(Dataset records)
....

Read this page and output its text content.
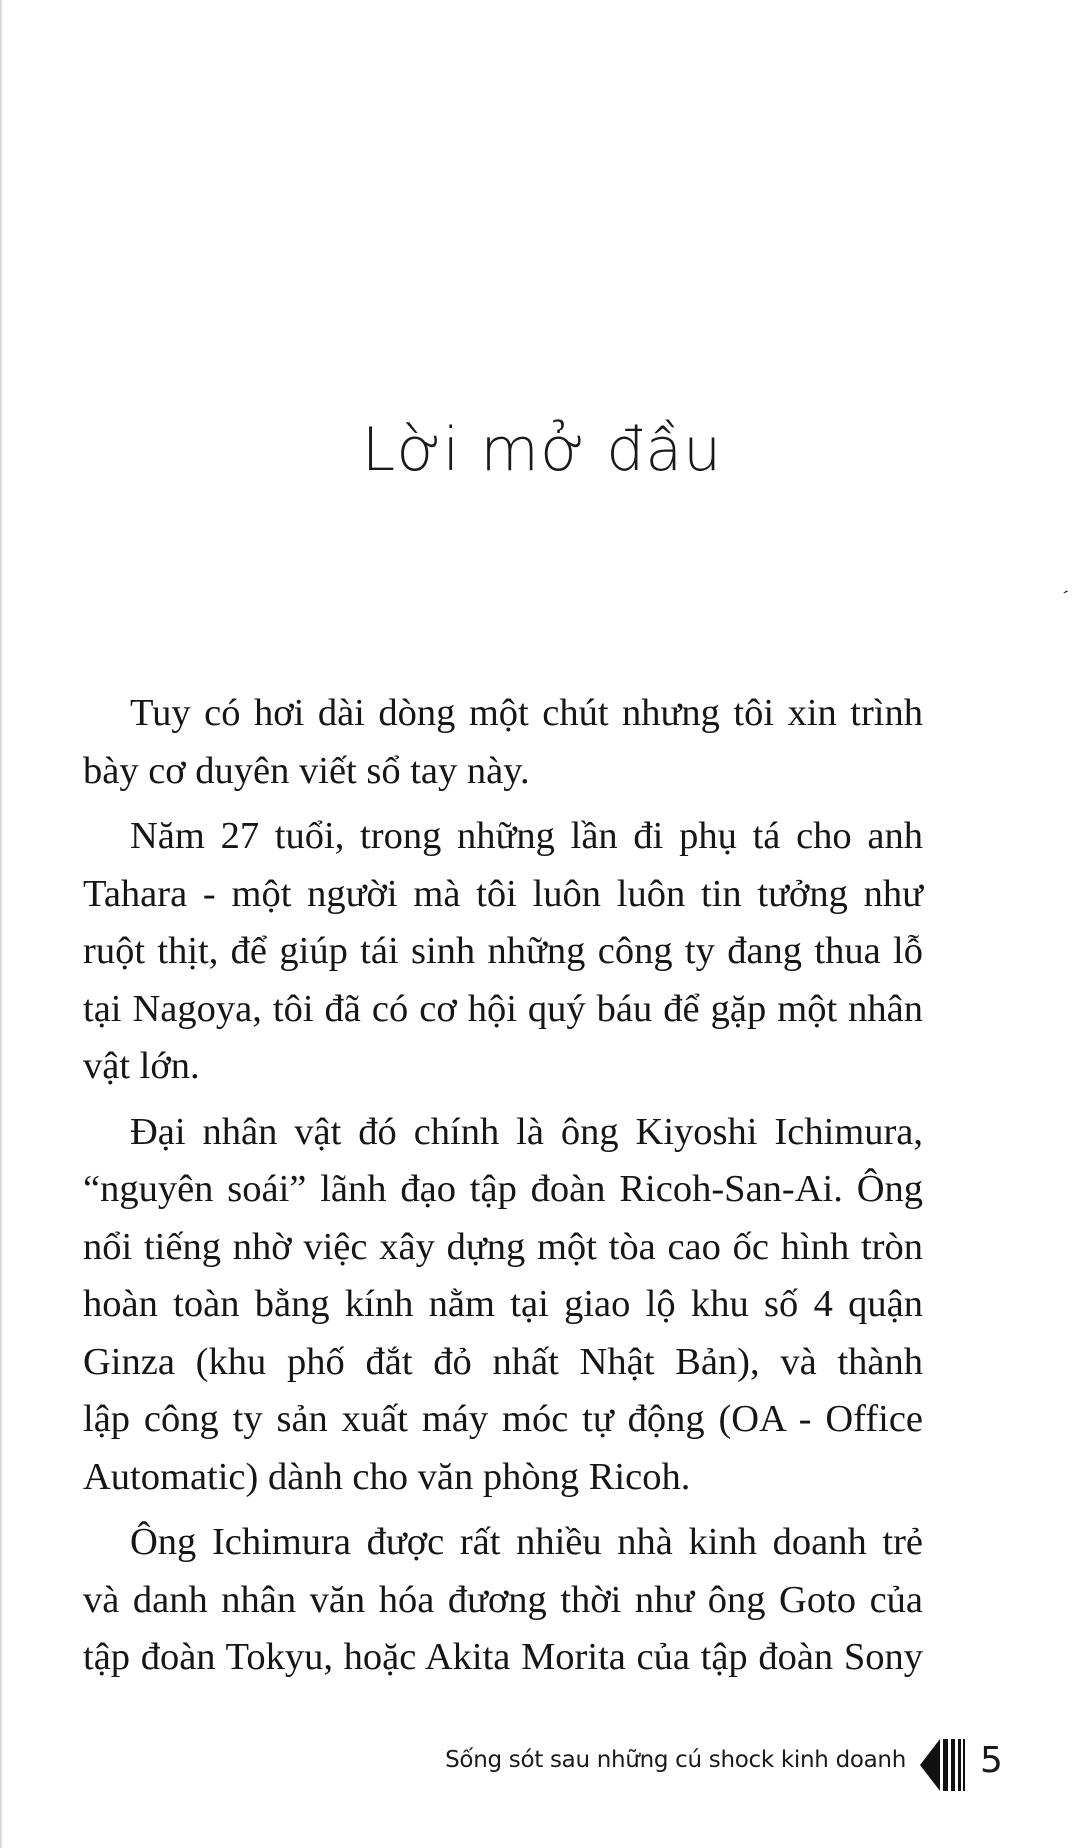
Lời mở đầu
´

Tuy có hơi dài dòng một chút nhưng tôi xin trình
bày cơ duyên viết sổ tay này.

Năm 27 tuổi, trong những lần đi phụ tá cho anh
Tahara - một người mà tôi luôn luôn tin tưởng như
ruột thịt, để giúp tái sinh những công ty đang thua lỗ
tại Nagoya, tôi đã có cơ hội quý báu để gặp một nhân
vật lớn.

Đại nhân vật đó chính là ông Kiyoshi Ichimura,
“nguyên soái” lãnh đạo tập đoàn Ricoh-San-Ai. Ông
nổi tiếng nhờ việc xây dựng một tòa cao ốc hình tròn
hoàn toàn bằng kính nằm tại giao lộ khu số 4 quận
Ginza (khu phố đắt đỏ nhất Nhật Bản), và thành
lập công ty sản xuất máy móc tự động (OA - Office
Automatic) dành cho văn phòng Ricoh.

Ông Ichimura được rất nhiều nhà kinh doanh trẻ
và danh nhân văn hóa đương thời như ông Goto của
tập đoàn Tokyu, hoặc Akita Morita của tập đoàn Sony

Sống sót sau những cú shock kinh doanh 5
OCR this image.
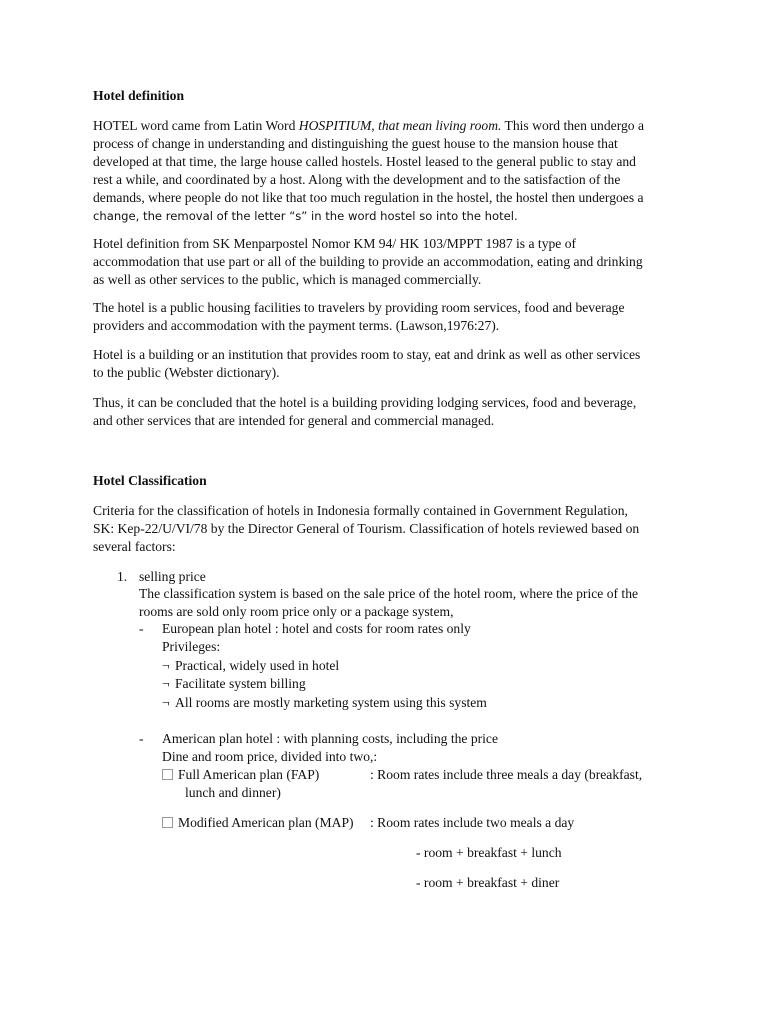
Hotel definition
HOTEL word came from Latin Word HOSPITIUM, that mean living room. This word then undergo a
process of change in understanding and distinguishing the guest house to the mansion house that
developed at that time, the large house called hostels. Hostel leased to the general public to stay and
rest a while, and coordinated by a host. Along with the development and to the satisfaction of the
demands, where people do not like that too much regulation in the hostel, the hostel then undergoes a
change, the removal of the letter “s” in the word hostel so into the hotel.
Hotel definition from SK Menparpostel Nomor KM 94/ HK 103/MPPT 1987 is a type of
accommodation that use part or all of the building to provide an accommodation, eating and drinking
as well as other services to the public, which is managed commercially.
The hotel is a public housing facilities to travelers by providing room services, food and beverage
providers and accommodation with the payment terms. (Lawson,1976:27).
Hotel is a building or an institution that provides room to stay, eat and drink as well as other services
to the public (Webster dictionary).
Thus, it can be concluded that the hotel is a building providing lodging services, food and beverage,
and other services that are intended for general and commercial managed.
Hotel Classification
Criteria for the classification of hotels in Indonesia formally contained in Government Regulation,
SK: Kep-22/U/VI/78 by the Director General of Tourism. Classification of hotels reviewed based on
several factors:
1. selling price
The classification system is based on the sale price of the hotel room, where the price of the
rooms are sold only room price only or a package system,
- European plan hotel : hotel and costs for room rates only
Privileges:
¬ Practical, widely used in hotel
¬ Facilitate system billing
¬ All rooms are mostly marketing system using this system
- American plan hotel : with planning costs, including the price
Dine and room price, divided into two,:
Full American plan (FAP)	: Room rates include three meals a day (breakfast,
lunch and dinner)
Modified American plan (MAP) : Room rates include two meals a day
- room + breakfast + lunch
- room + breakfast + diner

....

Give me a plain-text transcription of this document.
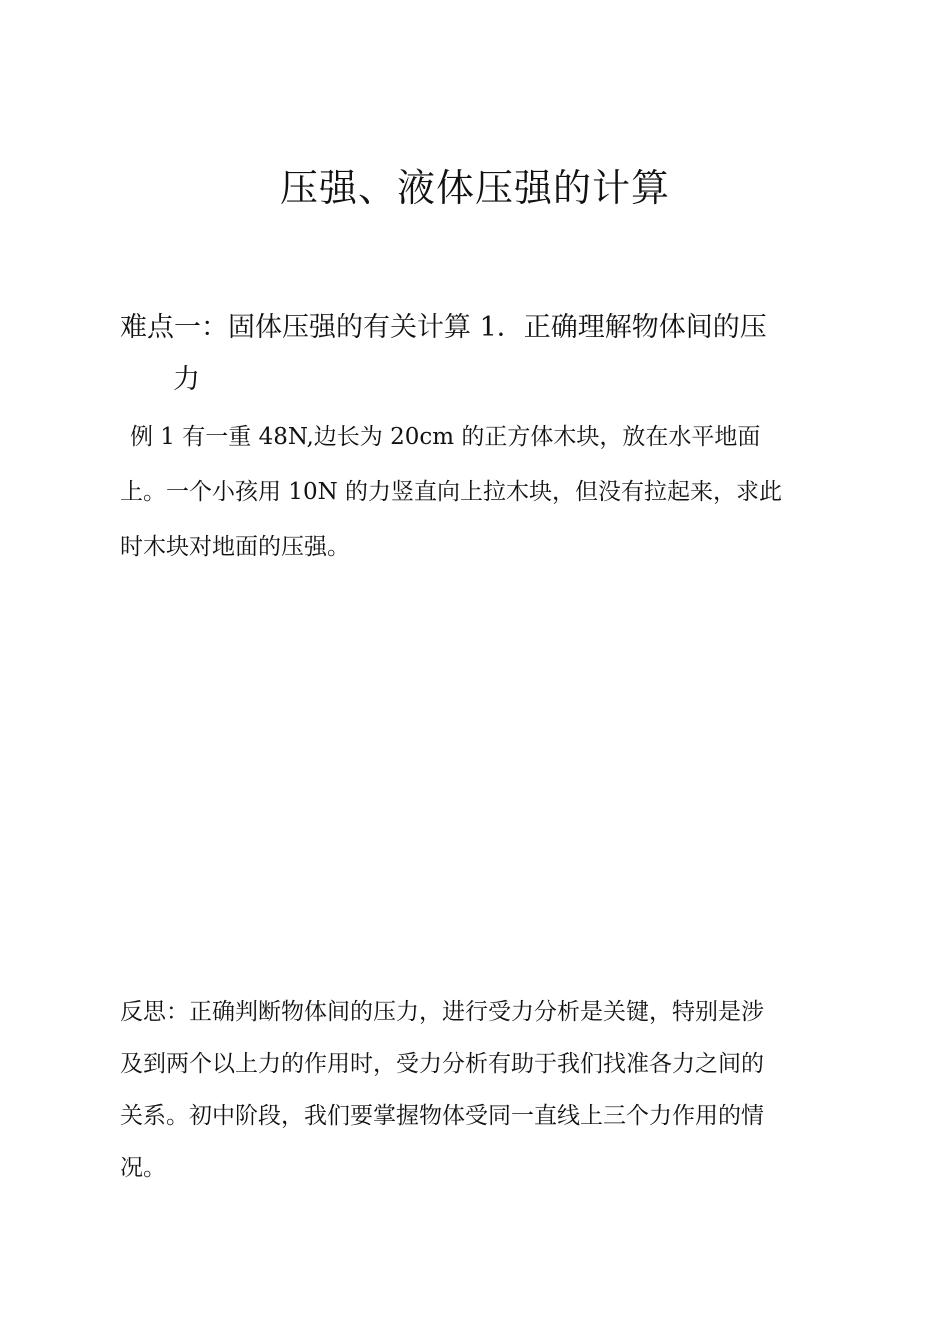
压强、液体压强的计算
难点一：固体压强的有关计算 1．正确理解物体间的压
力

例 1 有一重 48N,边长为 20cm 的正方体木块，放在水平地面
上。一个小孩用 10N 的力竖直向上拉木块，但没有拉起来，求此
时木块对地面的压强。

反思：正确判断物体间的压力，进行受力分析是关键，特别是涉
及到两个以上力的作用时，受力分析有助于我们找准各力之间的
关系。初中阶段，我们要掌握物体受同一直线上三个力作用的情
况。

....

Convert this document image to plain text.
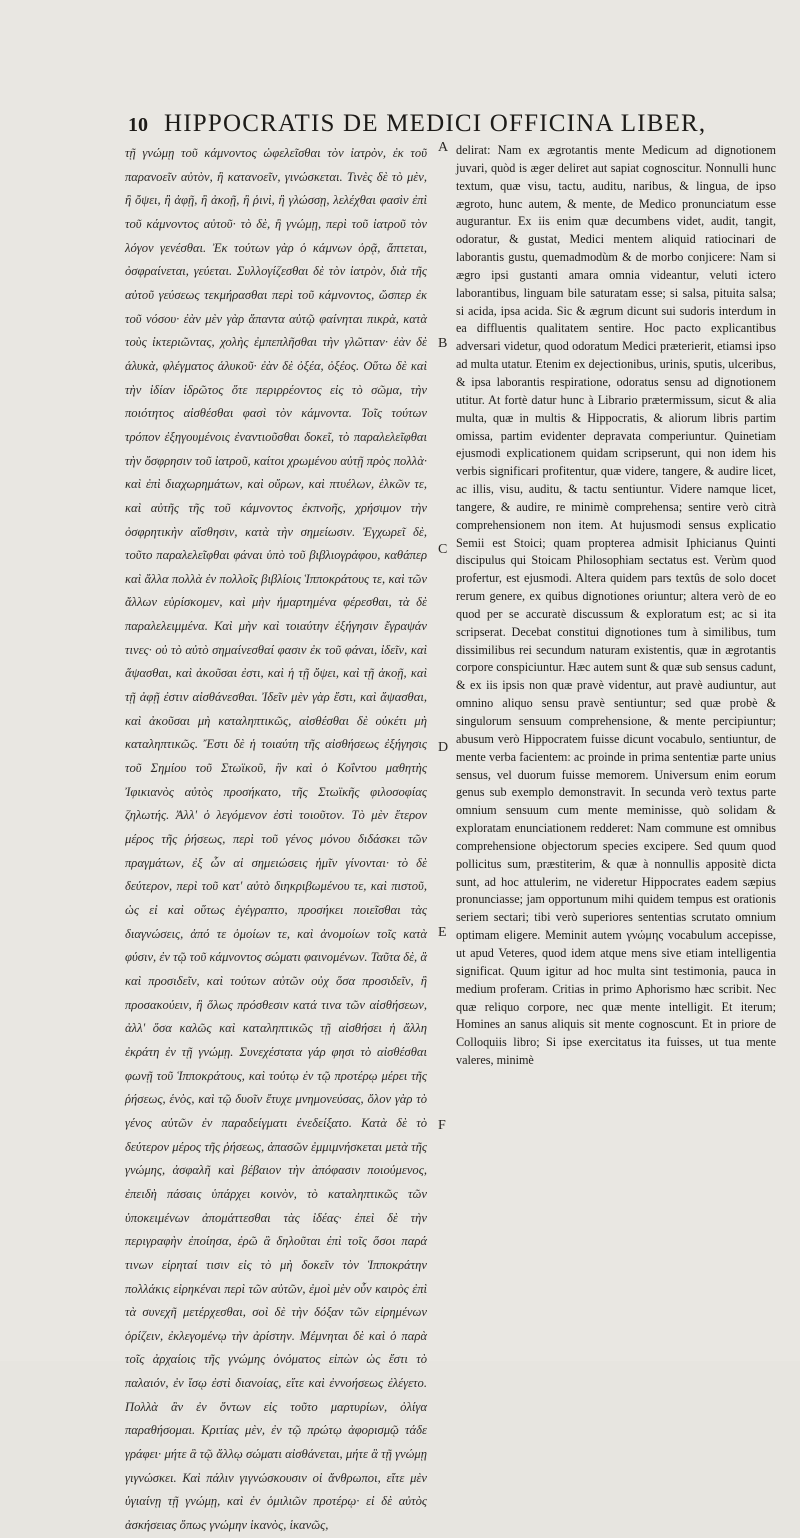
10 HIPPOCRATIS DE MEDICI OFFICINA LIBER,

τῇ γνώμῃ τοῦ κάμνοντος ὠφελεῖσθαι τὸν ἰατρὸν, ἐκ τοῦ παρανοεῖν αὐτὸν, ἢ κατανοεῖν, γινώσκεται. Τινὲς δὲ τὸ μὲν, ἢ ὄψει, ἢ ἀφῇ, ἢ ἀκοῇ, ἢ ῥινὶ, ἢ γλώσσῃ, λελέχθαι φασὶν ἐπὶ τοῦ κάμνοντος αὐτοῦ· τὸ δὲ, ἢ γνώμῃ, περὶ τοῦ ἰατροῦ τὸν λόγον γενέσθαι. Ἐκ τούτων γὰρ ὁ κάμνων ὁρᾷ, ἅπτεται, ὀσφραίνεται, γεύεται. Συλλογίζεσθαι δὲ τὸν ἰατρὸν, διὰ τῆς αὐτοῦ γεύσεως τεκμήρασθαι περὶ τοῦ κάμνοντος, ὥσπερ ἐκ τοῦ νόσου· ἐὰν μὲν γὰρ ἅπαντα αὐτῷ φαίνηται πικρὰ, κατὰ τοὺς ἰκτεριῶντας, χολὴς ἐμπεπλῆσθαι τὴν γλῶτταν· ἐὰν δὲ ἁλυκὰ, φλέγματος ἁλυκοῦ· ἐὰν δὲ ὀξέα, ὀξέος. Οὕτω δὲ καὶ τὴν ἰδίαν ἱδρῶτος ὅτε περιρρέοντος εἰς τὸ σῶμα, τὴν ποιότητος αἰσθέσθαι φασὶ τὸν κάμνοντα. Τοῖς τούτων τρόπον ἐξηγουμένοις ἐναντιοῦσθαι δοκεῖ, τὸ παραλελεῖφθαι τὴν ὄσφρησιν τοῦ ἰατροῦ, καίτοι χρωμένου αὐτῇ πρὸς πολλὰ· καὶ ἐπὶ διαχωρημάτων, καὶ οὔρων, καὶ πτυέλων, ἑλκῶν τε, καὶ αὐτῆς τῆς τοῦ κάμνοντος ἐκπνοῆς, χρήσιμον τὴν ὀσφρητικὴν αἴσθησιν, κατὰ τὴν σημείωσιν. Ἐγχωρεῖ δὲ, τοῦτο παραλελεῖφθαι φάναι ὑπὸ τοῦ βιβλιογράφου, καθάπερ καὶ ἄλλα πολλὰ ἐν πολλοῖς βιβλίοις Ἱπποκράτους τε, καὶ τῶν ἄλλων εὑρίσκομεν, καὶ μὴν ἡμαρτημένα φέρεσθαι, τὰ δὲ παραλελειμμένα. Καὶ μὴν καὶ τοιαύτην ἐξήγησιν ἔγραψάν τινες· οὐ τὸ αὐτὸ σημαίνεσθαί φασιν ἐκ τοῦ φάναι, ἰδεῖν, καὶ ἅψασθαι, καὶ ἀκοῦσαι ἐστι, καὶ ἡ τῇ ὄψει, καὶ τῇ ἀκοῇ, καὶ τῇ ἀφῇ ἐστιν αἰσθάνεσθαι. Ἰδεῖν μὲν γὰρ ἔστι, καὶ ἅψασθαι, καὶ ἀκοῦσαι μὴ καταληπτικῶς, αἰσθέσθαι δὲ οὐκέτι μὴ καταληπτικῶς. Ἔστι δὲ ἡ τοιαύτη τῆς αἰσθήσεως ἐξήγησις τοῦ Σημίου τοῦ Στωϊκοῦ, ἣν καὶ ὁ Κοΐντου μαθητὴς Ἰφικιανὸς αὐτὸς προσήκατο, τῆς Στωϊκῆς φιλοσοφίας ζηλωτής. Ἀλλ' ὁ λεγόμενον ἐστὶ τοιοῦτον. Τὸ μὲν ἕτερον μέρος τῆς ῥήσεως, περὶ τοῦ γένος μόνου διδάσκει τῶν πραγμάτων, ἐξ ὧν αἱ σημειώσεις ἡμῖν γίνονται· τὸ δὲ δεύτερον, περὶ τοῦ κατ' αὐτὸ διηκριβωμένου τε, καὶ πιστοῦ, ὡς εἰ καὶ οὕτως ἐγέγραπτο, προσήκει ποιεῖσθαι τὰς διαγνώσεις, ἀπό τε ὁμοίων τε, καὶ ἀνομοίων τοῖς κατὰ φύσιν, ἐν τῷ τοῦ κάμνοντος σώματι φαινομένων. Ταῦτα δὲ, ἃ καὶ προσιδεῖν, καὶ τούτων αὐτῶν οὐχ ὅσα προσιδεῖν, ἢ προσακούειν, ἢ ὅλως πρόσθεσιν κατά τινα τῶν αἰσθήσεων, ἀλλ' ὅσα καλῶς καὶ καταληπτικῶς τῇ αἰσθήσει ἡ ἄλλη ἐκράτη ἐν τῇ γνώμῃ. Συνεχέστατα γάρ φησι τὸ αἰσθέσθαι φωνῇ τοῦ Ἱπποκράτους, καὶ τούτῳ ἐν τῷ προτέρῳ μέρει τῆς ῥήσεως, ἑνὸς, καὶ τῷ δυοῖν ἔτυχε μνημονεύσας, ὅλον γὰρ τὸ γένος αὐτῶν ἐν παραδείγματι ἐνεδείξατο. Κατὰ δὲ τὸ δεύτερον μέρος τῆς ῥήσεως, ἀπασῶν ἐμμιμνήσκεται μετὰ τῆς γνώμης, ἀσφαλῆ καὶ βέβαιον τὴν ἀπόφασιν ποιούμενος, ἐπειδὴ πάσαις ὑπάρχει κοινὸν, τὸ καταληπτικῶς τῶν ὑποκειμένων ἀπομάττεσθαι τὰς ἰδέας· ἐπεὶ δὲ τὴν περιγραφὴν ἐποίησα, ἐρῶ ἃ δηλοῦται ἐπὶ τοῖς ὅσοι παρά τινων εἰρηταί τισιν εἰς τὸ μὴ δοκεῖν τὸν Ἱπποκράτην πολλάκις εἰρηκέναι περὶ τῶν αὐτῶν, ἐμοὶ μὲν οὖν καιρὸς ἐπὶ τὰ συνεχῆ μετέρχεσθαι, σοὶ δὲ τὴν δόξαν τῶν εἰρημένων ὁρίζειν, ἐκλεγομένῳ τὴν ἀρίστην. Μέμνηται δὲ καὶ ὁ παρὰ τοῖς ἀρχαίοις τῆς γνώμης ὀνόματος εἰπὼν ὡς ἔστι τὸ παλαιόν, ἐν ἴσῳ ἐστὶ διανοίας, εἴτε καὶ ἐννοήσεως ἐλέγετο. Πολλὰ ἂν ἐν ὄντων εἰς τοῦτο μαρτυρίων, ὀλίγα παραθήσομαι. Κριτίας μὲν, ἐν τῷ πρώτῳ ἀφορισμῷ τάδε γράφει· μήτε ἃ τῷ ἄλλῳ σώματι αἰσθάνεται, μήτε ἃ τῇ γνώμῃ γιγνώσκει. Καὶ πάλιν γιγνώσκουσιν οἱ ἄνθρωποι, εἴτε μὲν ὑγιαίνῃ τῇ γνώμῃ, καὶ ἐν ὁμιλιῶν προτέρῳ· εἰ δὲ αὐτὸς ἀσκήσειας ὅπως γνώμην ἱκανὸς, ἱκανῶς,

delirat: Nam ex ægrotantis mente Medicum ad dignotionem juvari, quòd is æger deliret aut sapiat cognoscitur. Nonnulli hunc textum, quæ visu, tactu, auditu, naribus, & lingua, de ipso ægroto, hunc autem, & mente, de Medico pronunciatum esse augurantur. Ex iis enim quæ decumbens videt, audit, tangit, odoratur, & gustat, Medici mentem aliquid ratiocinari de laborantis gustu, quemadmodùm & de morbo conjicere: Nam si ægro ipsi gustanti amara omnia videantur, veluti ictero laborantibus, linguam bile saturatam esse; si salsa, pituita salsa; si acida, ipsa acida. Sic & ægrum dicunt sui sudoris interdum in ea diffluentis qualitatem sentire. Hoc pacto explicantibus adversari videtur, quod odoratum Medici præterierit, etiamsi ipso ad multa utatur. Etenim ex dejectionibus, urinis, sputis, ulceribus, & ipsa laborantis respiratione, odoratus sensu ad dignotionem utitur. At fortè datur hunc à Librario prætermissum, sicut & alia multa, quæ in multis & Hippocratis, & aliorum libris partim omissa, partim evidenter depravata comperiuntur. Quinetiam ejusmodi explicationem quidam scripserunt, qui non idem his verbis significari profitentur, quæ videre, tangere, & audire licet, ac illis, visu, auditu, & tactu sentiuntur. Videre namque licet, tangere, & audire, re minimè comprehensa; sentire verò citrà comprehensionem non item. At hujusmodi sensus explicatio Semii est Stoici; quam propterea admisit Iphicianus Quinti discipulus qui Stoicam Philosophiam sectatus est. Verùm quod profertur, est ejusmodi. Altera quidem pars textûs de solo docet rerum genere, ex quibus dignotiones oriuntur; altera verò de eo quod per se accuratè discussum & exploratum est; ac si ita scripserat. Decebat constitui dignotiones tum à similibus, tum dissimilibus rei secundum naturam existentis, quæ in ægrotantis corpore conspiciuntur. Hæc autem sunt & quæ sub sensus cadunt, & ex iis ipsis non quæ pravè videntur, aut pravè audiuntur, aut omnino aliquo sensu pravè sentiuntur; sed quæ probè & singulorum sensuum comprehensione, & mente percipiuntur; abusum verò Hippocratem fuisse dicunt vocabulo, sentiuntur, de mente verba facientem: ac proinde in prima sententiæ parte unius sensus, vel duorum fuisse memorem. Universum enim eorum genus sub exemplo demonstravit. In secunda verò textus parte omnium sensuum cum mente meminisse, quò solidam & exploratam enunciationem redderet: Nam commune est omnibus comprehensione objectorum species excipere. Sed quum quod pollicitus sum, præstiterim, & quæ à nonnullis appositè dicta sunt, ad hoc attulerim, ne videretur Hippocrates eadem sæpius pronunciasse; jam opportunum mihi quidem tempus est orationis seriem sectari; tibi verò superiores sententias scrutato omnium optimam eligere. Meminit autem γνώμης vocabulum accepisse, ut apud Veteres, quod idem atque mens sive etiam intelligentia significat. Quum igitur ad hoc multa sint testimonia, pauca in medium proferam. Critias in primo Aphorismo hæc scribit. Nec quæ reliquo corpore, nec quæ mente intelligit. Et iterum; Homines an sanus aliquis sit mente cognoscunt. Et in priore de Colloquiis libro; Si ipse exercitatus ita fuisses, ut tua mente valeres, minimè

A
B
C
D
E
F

....

The task:
Extract every line containing the string "include" from the data above.

Expected answer:
Full American plan (FAP)	: Room rates include three meals a day (breakfast,
Modified American plan (MAP) : Room rates include two meals a day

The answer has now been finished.